RECORDS PROVIDED >>
::::::
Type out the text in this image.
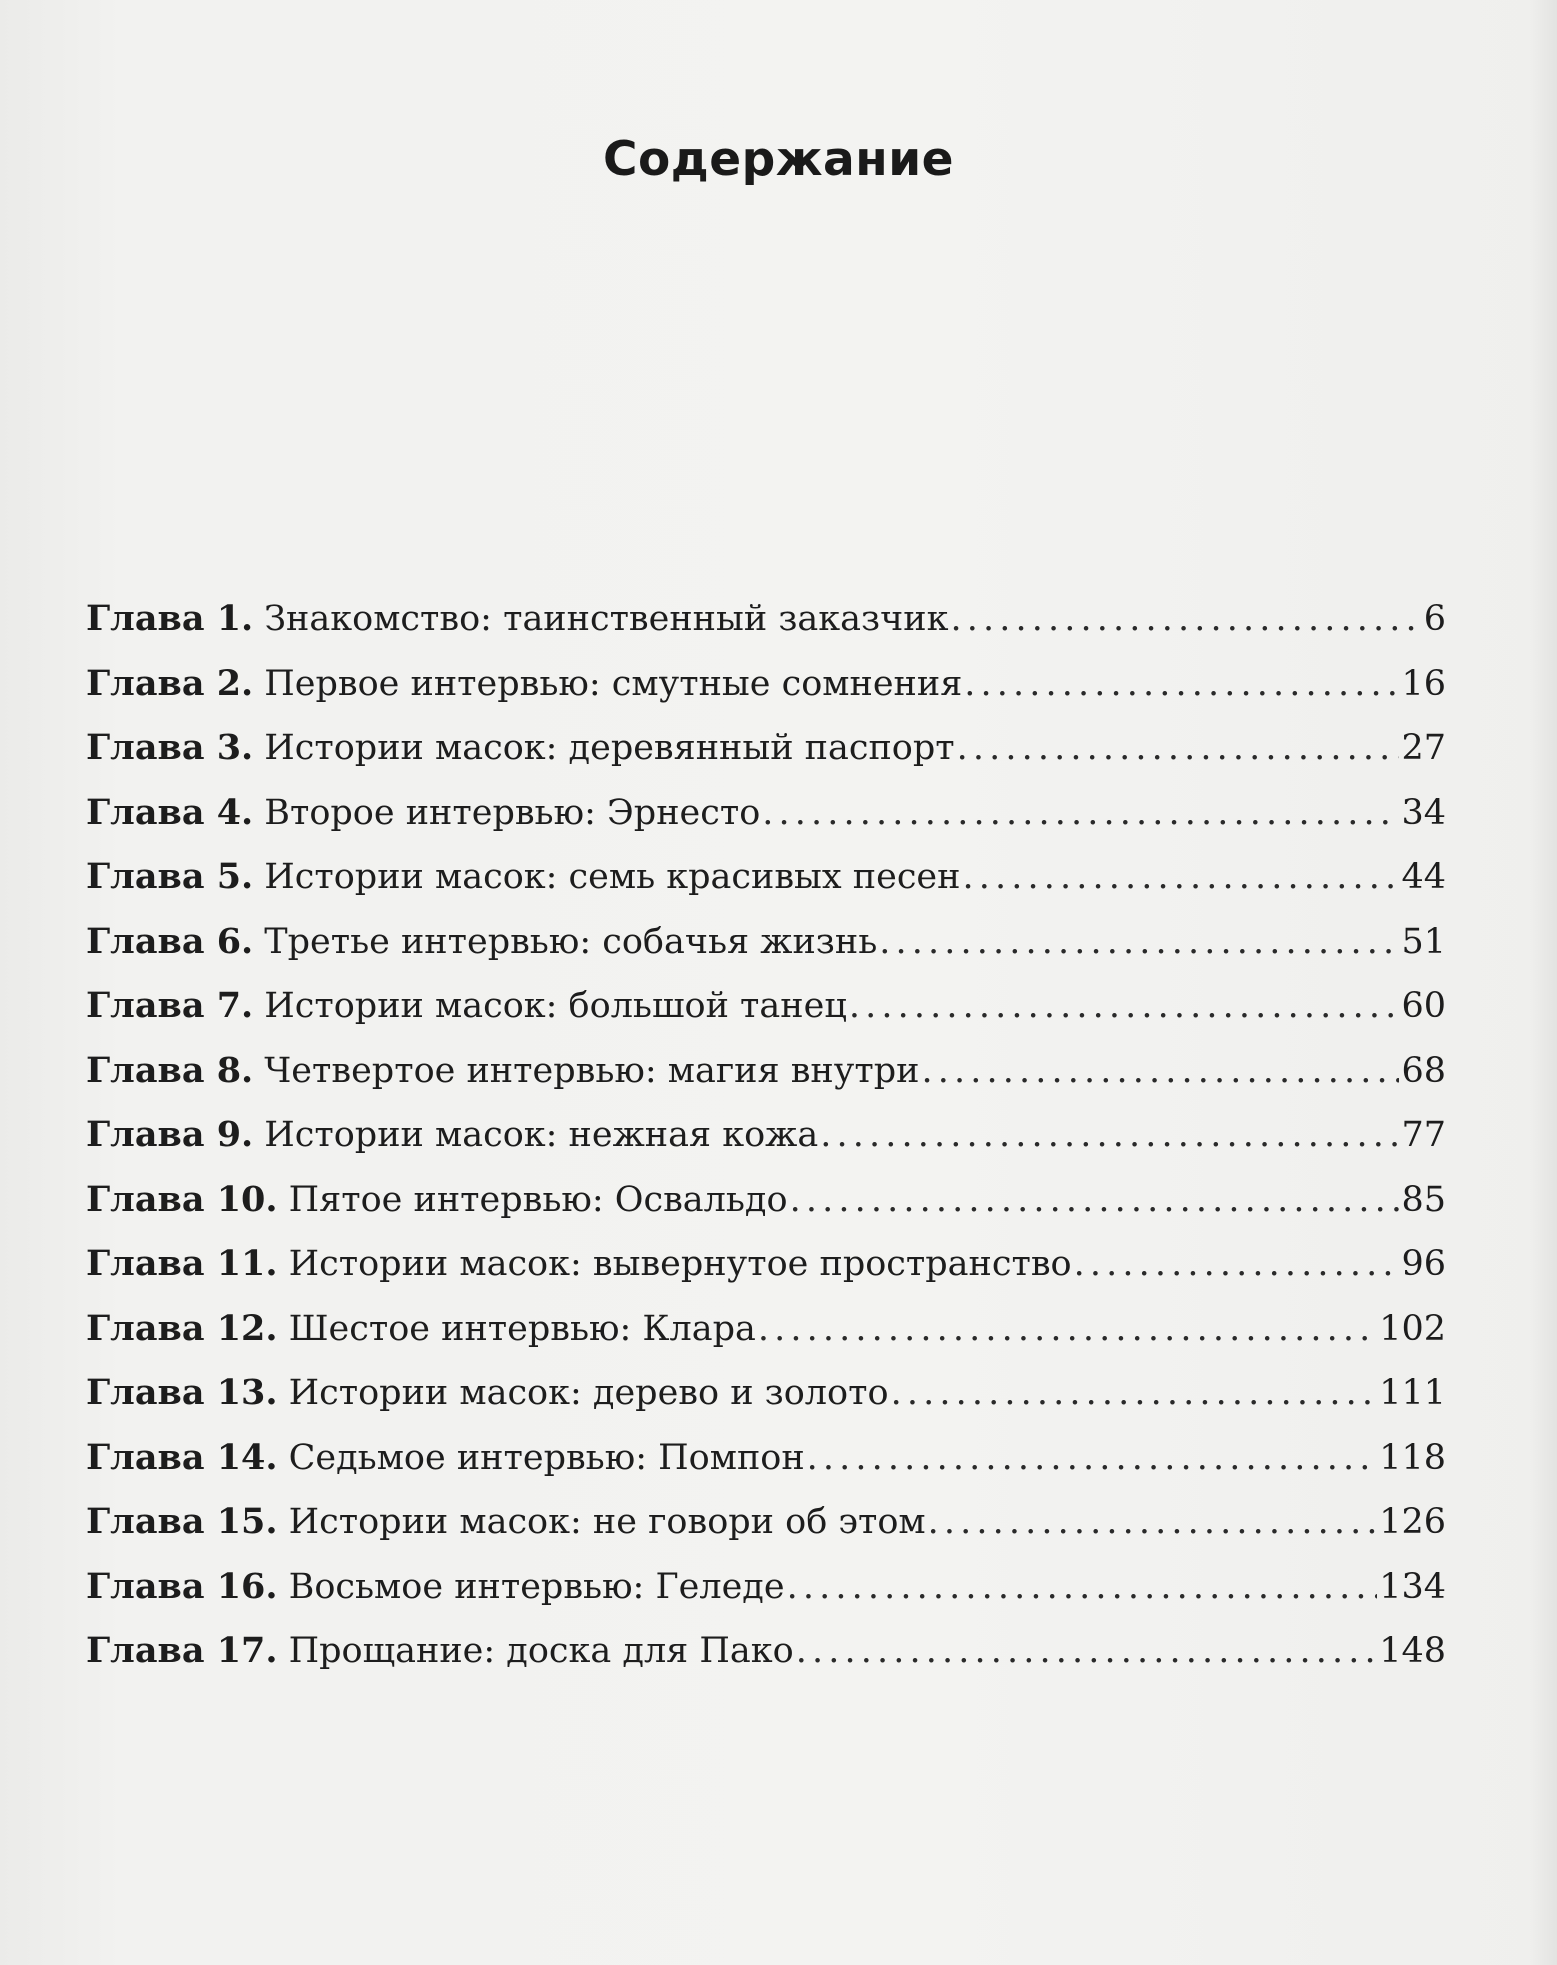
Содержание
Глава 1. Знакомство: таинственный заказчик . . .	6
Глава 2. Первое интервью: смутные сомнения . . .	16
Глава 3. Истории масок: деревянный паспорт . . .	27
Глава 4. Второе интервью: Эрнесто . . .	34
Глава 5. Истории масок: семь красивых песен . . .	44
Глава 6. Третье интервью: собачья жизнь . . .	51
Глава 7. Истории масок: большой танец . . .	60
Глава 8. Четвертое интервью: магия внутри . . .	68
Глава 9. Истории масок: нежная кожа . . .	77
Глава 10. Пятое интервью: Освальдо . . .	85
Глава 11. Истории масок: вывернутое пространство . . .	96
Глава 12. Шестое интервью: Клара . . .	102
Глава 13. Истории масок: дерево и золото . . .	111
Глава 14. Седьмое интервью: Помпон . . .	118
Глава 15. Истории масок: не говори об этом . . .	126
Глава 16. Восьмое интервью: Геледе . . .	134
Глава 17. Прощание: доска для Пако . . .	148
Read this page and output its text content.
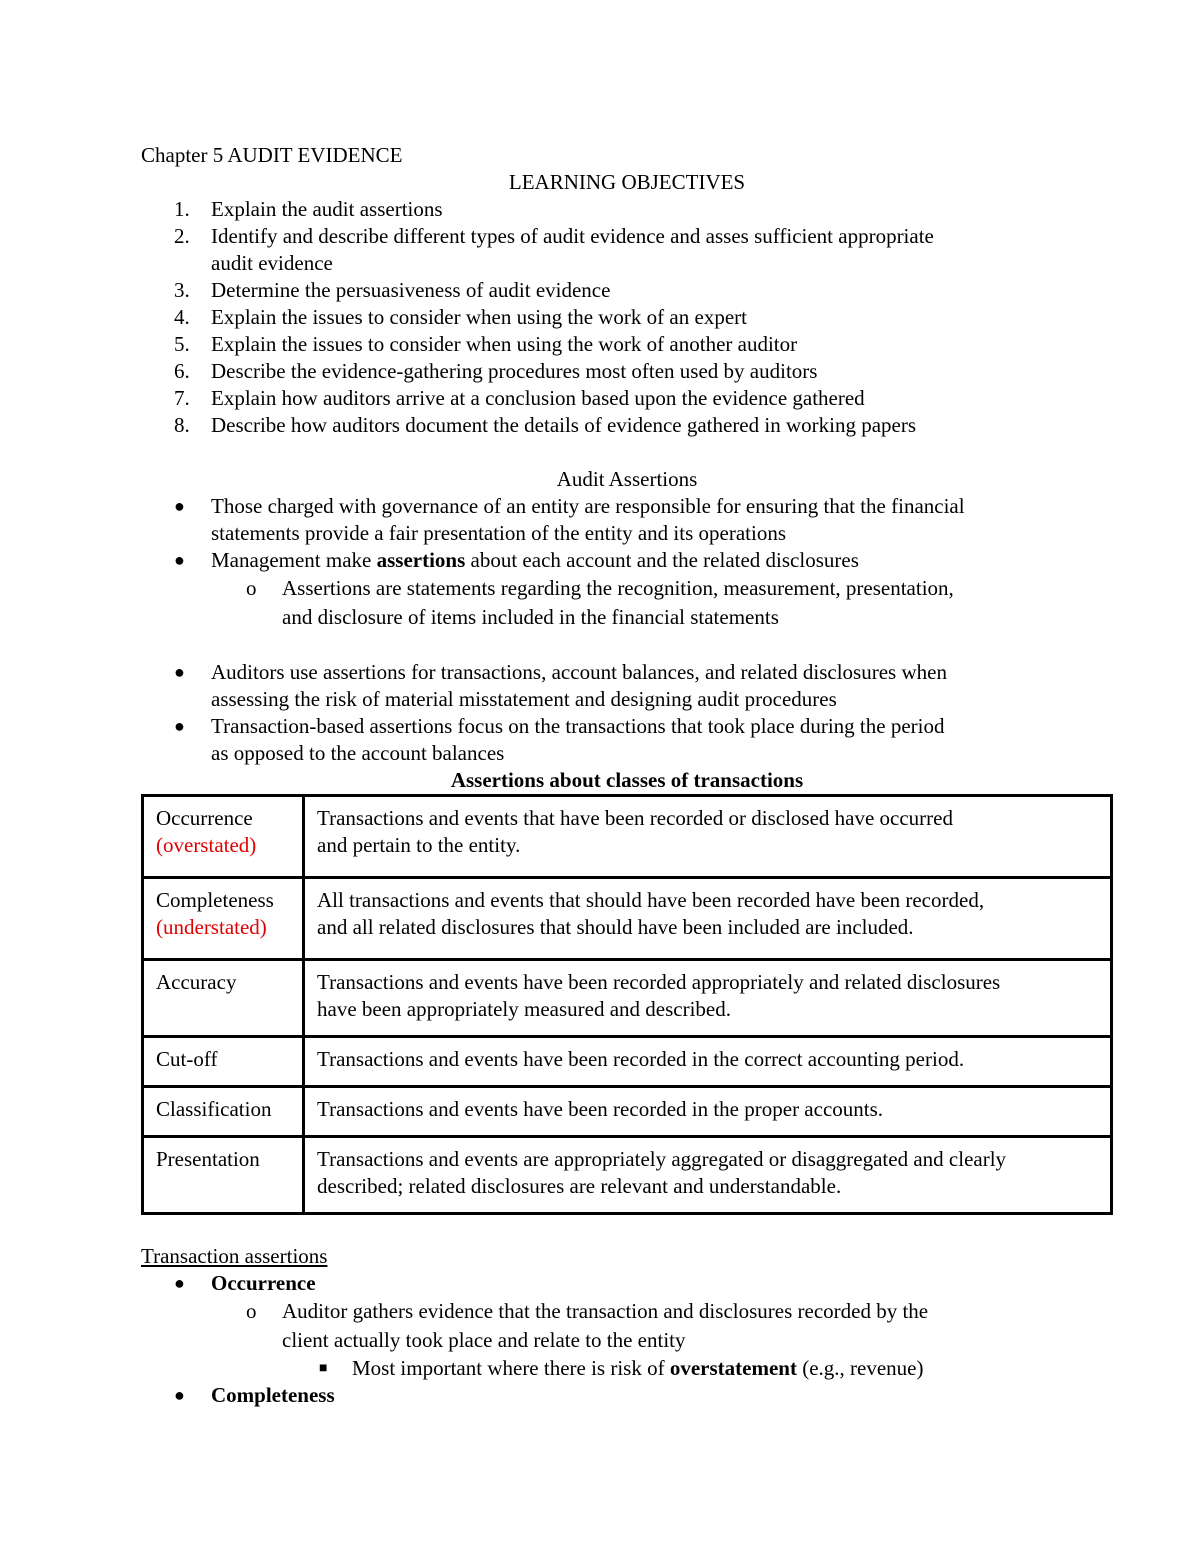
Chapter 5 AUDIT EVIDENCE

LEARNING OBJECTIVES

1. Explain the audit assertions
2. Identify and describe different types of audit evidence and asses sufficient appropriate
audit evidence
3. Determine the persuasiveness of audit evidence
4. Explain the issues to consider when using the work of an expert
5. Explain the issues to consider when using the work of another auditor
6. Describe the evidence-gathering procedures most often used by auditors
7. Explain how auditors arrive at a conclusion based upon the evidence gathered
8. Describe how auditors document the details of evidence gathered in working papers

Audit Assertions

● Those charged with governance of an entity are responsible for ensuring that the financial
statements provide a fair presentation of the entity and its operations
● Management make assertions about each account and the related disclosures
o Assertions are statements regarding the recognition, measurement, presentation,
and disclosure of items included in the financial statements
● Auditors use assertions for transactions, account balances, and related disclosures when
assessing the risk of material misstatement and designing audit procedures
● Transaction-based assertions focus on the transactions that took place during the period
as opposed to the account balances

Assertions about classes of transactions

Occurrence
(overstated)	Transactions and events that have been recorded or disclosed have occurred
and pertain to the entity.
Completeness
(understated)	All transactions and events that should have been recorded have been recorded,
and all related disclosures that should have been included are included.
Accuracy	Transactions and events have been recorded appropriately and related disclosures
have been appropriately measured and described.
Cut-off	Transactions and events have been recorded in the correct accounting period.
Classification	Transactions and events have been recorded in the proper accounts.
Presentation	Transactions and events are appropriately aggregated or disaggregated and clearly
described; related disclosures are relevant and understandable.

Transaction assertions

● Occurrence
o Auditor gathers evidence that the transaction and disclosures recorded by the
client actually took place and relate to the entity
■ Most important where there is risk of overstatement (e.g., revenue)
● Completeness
::::::
YOUR OBJECTIVE >> Copy each line in the data that holds the word "disclosures".

RESPONSE >>
● Management make assertions about each account and the related disclosures
● Auditors use assertions for transactions, account balances, and related disclosures when
and all related disclosures that should have been included are included.
Accuracy	Transactions and events have been recorded appropriately and related disclosures
described; related disclosures are relevant and understandable.
o Auditor gathers evidence that the transaction and disclosures recorded by the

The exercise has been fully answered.